The exercise => Make an exact copy of all the data.

Given entries =>
++++++++

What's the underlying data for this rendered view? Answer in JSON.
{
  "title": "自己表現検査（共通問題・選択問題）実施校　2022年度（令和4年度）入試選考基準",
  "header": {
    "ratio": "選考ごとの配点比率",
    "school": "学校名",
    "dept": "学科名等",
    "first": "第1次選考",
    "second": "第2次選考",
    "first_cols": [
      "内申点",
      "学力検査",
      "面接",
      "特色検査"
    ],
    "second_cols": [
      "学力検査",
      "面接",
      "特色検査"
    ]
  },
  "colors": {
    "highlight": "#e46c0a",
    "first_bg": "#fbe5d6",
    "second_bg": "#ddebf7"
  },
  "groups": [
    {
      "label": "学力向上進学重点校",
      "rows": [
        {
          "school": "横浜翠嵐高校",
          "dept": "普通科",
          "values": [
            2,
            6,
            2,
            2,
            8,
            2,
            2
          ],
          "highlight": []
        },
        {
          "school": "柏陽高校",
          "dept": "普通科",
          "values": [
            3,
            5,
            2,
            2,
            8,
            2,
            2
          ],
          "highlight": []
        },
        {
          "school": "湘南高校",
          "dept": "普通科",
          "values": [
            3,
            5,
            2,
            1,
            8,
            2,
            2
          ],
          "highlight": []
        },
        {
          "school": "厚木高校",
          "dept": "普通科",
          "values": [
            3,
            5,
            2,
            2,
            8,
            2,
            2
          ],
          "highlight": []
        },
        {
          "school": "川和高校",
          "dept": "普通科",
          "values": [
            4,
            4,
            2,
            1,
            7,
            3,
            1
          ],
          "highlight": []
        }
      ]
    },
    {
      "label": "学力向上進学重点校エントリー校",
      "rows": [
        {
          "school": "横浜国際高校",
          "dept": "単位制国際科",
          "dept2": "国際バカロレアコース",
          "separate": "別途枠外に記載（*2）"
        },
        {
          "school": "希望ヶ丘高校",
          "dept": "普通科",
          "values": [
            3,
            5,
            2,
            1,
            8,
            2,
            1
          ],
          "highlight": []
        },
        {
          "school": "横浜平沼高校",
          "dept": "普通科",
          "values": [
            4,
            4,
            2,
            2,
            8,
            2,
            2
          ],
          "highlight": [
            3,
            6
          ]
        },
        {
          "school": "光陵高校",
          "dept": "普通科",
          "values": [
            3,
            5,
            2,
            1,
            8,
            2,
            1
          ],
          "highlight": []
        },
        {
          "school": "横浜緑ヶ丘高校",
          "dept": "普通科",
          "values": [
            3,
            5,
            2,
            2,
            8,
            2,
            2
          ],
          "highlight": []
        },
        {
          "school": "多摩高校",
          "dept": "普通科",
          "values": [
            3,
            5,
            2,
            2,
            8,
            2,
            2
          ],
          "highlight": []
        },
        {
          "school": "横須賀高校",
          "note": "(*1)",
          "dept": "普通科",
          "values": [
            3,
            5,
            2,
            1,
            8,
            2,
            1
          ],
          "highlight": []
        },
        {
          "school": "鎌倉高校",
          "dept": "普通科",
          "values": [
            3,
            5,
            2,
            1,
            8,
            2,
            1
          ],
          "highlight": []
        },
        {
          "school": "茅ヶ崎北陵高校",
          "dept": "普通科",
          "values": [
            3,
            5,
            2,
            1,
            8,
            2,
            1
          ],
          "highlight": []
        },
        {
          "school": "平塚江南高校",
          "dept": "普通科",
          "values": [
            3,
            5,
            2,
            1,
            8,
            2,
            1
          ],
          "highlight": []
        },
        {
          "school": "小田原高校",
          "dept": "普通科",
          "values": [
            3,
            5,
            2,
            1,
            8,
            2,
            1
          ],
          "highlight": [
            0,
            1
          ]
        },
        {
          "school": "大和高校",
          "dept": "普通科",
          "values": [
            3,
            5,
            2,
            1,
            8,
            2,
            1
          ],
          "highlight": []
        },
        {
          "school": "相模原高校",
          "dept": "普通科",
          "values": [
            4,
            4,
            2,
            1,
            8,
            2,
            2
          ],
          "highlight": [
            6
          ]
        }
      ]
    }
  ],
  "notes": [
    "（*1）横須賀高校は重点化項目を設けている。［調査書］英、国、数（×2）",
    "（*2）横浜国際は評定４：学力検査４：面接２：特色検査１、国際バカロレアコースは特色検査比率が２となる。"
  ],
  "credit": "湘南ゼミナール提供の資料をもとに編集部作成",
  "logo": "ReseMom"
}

++++++++

Written answer =>
What's the underlying data for this rendered view? Answer in JSON.
{
  "title": "自己表現検査（共通問題・選択問題）実施校　2022年度（令和4年度）入試選考基準",
  "header": {
    "ratio": "選考ごとの配点比率",
    "school": "学校名",
    "dept": "学科名等",
    "first": "第1次選考",
    "second": "第2次選考",
    "first_cols": [
      "内申点",
      "学力検査",
      "面接",
      "特色検査"
    ],
    "second_cols": [
      "学力検査",
      "面接",
      "特色検査"
    ]
  },
  "colors": {
    "highlight": "#e46c0a",
    "first_bg": "#fbe5d6",
    "second_bg": "#ddebf7"
  },
  "groups": [
    {
      "label": "学力向上進学重点校",
      "rows": [
        {
          "school": "横浜翠嵐高校",
          "dept": "普通科",
          "values": [
            2,
            6,
            2,
            2,
            8,
            2,
            2
          ],
          "highlight": []
        },
        {
          "school": "柏陽高校",
          "dept": "普通科",
          "values": [
            3,
            5,
            2,
            2,
            8,
            2,
            2
          ],
          "highlight": []
        },
        {
          "school": "湘南高校",
          "dept": "普通科",
          "values": [
            3,
            5,
            2,
            1,
            8,
            2,
            2
          ],
          "highlight": []
        },
        {
          "school": "厚木高校",
          "dept": "普通科",
          "values": [
            3,
            5,
            2,
            2,
            8,
            2,
            2
          ],
          "highlight": []
        },
        {
          "school": "川和高校",
          "dept": "普通科",
          "values": [
            4,
            4,
            2,
            1,
            7,
            3,
            1
          ],
          "highlight": []
        }
      ]
    },
    {
      "label": "学力向上進学重点校エントリー校",
      "rows": [
        {
          "school": "横浜国際高校",
          "dept": "単位制国際科",
          "dept2": "国際バカロレアコース",
          "separate": "別途枠外に記載（*2）"
        },
        {
          "school": "希望ヶ丘高校",
          "dept": "普通科",
          "values": [
            3,
            5,
            2,
            1,
            8,
            2,
            1
          ],
          "highlight": []
        },
        {
          "school": "横浜平沼高校",
          "dept": "普通科",
          "values": [
            4,
            4,
            2,
            2,
            8,
            2,
            2
          ],
          "highlight": [
            3,
            6
          ]
        },
        {
          "school": "光陵高校",
          "dept": "普通科",
          "values": [
            3,
            5,
            2,
            1,
            8,
            2,
            1
          ],
          "highlight": []
        },
        {
          "school": "横浜緑ヶ丘高校",
          "dept": "普通科",
          "values": [
            3,
            5,
            2,
            2,
            8,
            2,
            2
          ],
          "highlight": []
        },
        {
          "school": "多摩高校",
          "dept": "普通科",
          "values": [
            3,
            5,
            2,
            2,
            8,
            2,
            2
          ],
          "highlight": []
        },
        {
          "school": "横須賀高校",
          "note": "(*1)",
          "dept": "普通科",
          "values": [
            3,
            5,
            2,
            1,
            8,
            2,
            1
          ],
          "highlight": []
        },
        {
          "school": "鎌倉高校",
          "dept": "普通科",
          "values": [
            3,
            5,
            2,
            1,
            8,
            2,
            1
          ],
          "highlight": []
        },
        {
          "school": "茅ヶ崎北陵高校",
          "dept": "普通科",
          "values": [
            3,
            5,
            2,
            1,
            8,
            2,
            1
          ],
          "highlight": []
        },
        {
          "school": "平塚江南高校",
          "dept": "普通科",
          "values": [
            3,
            5,
            2,
            1,
            8,
            2,
            1
          ],
          "highlight": []
        },
        {
          "school": "小田原高校",
          "dept": "普通科",
          "values": [
            3,
            5,
            2,
            1,
            8,
            2,
            1
          ],
          "highlight": [
            0,
            1
          ]
        },
        {
          "school": "大和高校",
          "dept": "普通科",
          "values": [
            3,
            5,
            2,
            1,
            8,
            2,
            1
          ],
          "highlight": []
        },
        {
          "school": "相模原高校",
          "dept": "普通科",
          "values": [
            4,
            4,
            2,
            1,
            8,
            2,
            2
          ],
          "highlight": [
            6
          ]
        }
      ]
    }
  ],
  "notes": [
    "（*1）横須賀高校は重点化項目を設けている。［調査書］英、国、数（×2）",
    "（*2）横浜国際は評定４：学力検査４：面接２：特色検査１、国際バカロレアコースは特色検査比率が２となる。"
  ],
  "credit": "湘南ゼミナール提供の資料をもとに編集部作成",
  "logo": "ReseMom"
}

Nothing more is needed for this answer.